START LISTED RECORDS

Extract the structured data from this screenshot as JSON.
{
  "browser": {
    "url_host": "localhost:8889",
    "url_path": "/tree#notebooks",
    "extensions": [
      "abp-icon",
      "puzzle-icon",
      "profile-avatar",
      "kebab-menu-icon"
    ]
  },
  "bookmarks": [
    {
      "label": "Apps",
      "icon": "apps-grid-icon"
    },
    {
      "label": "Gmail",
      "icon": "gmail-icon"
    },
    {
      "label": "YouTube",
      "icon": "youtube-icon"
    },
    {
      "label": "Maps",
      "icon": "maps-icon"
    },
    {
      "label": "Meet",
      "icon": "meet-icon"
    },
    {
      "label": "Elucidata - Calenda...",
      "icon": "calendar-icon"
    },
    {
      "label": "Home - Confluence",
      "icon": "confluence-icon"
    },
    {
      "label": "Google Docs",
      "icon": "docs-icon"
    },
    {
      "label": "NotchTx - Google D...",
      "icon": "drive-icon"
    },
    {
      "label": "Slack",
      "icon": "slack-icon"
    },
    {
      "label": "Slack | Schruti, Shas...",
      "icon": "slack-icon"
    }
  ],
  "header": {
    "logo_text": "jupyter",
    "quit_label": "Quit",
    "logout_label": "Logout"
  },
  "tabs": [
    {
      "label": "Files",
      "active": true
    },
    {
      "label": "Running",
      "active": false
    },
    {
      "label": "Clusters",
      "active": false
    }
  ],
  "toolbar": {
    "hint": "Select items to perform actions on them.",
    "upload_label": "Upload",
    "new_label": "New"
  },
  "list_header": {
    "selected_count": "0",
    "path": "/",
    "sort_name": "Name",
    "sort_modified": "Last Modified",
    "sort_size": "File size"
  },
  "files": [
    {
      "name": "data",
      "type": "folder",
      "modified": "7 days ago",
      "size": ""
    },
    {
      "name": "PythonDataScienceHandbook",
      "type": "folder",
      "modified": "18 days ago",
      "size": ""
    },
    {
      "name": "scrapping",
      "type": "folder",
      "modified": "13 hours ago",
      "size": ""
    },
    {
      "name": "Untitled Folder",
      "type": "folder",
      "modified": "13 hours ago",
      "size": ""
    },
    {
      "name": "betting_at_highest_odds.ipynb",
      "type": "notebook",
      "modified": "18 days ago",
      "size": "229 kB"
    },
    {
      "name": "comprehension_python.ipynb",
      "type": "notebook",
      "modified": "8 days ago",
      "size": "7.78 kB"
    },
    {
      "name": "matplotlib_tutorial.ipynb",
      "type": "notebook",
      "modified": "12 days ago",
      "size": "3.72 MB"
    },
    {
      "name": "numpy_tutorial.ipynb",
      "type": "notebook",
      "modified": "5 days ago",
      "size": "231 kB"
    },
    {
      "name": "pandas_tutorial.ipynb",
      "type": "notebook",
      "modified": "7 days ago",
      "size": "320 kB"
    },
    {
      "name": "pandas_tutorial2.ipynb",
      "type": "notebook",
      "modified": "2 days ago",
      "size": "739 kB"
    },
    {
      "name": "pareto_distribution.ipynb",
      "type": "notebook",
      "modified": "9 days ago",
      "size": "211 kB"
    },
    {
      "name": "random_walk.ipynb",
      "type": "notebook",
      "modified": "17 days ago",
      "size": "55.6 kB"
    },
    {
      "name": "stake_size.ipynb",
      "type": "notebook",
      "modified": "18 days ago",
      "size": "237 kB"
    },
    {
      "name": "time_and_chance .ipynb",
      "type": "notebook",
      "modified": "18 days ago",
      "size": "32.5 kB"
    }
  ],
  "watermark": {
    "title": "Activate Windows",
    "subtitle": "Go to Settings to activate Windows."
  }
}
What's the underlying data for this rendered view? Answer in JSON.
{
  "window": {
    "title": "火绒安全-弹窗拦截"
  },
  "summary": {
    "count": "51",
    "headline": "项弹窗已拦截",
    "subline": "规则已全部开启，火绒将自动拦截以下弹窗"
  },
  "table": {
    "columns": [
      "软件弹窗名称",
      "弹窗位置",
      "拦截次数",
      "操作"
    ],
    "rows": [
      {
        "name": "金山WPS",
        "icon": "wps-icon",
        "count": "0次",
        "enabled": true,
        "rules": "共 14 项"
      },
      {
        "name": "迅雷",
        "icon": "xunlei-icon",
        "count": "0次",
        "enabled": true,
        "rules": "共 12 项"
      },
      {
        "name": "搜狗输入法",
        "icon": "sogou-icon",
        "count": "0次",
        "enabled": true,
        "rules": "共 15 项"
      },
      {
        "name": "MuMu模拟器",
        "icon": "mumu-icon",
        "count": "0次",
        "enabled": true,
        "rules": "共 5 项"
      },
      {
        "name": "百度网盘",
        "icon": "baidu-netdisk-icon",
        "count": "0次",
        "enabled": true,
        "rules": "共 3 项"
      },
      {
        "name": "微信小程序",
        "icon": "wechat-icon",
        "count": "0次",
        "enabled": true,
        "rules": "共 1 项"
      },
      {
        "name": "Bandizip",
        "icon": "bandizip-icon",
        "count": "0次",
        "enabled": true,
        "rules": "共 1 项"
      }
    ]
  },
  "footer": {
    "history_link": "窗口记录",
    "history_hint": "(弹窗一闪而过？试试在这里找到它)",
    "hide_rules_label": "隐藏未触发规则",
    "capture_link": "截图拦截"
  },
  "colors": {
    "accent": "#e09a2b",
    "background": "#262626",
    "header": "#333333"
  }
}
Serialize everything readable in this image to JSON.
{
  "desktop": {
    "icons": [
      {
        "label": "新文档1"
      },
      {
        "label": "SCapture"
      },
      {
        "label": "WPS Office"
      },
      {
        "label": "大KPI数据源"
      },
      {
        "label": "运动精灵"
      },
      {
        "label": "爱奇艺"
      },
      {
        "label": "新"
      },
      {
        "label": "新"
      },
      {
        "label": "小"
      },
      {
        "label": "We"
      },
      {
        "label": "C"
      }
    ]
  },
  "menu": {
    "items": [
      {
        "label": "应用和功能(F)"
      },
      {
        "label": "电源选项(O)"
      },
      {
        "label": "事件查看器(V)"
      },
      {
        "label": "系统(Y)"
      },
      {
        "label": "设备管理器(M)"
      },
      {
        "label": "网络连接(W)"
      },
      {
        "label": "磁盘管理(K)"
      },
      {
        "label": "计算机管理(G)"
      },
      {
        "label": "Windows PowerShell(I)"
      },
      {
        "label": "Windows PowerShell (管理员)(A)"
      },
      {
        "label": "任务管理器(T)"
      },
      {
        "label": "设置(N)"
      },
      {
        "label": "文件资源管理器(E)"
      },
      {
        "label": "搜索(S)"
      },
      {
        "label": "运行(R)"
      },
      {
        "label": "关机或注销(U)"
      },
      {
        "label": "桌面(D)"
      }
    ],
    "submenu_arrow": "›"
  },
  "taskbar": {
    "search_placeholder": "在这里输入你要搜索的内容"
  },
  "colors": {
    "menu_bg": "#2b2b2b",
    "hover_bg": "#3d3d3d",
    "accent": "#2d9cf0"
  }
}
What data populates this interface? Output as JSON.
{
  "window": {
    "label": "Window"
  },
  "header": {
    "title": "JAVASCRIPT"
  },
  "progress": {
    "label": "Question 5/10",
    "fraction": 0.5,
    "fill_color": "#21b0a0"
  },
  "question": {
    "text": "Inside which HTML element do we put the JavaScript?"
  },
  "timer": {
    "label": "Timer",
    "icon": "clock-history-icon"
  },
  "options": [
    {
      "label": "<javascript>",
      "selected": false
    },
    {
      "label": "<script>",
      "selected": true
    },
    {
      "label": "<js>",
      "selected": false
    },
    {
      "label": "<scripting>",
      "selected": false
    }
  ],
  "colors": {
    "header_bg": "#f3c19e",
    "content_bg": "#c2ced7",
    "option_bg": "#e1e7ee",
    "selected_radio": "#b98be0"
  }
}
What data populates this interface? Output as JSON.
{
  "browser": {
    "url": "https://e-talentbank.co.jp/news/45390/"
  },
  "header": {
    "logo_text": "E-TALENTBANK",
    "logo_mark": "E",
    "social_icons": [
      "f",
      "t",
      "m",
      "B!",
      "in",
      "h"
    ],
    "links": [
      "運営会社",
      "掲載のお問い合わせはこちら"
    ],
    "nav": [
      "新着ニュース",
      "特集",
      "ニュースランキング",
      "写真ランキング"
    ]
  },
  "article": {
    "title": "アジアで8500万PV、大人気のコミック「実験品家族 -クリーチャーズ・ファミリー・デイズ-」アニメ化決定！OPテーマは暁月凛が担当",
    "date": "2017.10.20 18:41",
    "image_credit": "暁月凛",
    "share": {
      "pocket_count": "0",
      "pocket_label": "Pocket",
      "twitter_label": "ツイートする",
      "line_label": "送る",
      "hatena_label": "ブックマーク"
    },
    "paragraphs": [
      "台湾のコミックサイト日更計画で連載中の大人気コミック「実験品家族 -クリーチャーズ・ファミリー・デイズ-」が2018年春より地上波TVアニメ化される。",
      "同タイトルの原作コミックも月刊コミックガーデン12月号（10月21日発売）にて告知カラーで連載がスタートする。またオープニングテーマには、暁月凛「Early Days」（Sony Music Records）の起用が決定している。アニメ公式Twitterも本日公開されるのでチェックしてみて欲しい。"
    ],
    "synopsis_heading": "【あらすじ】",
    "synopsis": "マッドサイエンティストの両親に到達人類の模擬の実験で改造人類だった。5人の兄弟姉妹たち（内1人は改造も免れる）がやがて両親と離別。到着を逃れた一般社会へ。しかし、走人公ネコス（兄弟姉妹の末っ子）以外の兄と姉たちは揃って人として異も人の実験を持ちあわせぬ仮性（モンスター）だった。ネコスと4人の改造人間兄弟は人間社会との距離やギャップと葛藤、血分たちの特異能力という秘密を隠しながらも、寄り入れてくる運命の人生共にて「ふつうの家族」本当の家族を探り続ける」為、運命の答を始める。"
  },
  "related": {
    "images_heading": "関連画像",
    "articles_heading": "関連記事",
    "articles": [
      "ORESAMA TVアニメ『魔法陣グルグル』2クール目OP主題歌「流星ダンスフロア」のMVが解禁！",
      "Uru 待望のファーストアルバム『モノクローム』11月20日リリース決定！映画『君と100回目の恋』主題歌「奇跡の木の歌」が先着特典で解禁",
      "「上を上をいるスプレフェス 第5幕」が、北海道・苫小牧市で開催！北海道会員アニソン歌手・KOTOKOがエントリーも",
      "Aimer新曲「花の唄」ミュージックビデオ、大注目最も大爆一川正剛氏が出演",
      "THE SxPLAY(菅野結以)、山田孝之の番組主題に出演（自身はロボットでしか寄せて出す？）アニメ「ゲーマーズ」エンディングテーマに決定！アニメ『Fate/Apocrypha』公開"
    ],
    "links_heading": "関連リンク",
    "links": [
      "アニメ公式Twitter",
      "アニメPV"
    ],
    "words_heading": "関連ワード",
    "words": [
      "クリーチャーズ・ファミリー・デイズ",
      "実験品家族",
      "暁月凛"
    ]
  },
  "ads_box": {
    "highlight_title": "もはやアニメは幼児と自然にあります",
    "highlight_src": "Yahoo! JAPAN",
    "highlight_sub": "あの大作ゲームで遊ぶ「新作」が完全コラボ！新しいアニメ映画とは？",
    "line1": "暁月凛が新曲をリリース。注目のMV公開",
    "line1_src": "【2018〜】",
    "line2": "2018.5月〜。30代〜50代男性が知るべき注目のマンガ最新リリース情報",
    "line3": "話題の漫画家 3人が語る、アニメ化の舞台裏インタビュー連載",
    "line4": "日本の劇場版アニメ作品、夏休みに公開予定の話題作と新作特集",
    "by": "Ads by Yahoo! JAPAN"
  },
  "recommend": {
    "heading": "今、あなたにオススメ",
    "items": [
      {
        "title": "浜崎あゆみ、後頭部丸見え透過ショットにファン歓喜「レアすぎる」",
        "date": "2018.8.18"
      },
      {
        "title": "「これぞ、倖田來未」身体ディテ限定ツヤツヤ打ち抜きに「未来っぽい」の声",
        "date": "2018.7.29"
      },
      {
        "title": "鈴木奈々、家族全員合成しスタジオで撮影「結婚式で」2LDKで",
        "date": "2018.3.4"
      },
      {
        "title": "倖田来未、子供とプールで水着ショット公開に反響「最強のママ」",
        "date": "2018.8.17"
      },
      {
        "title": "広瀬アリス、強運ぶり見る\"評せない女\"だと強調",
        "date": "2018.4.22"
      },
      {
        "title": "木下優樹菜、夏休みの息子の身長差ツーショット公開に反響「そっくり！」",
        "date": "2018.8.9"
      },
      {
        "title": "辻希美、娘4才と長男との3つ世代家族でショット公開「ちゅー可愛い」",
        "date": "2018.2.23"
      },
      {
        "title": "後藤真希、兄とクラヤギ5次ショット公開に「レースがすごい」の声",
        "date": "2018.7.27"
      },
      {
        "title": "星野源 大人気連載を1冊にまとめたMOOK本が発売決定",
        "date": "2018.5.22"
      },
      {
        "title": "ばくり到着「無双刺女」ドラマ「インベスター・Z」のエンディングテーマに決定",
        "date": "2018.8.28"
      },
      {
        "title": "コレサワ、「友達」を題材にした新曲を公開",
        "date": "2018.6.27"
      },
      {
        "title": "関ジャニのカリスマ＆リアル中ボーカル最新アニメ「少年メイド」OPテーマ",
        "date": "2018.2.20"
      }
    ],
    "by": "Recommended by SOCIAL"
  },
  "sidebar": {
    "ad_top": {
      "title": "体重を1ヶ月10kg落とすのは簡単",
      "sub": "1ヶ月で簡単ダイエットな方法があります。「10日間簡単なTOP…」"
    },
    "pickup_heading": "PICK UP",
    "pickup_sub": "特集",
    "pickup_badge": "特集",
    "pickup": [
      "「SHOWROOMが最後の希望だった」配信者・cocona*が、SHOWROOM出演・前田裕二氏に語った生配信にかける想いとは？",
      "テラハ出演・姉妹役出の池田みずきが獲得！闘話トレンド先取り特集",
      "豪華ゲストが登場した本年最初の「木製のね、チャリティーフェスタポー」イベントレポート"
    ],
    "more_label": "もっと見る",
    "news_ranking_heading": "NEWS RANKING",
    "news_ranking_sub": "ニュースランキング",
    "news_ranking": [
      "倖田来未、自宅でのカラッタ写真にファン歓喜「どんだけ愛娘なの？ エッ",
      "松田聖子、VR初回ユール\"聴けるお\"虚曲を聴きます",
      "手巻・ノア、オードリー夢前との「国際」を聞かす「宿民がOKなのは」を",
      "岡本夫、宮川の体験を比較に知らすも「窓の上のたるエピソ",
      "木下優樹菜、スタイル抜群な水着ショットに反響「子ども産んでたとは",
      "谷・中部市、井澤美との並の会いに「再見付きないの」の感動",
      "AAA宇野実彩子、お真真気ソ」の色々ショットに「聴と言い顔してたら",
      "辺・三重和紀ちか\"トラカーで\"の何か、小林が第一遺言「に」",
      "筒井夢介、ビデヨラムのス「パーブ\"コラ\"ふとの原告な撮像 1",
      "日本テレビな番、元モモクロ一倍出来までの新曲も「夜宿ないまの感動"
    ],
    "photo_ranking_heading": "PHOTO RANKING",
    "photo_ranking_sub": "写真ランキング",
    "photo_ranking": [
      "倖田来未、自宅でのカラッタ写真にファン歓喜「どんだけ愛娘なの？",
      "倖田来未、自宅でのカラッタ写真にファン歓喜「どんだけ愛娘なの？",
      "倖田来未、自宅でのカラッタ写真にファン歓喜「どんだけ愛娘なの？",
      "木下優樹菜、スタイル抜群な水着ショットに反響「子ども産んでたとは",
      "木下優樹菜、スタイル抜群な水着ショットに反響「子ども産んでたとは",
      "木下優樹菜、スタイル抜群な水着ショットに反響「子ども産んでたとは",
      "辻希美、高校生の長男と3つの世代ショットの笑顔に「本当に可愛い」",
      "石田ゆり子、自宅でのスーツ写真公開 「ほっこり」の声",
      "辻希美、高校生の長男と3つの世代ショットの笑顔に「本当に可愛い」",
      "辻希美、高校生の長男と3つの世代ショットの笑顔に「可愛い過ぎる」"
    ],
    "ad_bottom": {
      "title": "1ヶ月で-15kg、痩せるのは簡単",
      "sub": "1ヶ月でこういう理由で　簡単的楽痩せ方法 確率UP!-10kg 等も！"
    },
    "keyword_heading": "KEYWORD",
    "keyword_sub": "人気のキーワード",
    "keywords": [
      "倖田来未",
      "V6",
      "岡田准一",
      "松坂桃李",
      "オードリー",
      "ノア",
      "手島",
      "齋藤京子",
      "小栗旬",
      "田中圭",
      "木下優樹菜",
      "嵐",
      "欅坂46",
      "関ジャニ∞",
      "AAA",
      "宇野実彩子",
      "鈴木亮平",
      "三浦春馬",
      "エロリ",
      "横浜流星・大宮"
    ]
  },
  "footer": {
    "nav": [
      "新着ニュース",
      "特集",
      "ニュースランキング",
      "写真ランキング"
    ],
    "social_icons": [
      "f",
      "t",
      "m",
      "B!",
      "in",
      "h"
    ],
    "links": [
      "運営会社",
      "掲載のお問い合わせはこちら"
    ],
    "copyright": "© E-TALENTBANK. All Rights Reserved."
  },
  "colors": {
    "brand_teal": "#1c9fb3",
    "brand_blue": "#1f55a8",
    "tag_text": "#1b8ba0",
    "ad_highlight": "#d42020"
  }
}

END LISTED RECORDS

* WHAT YOU NEED TO DO: Check each line of the entries above, and show every one holding the word "ipynb".

* THE OUTPUT:
      "name": "betting_at_highest_odds.ipynb",
      "name": "comprehension_python.ipynb",
      "name": "matplotlib_tutorial.ipynb",
      "name": "numpy_tutorial.ipynb",
      "name": "pandas_tutorial.ipynb",
      "name": "pandas_tutorial2.ipynb",
      "name": "pareto_distribution.ipynb",
      "name": "random_walk.ipynb",
      "name": "stake_size.ipynb",
      "name": "time_and_chance .ipynb",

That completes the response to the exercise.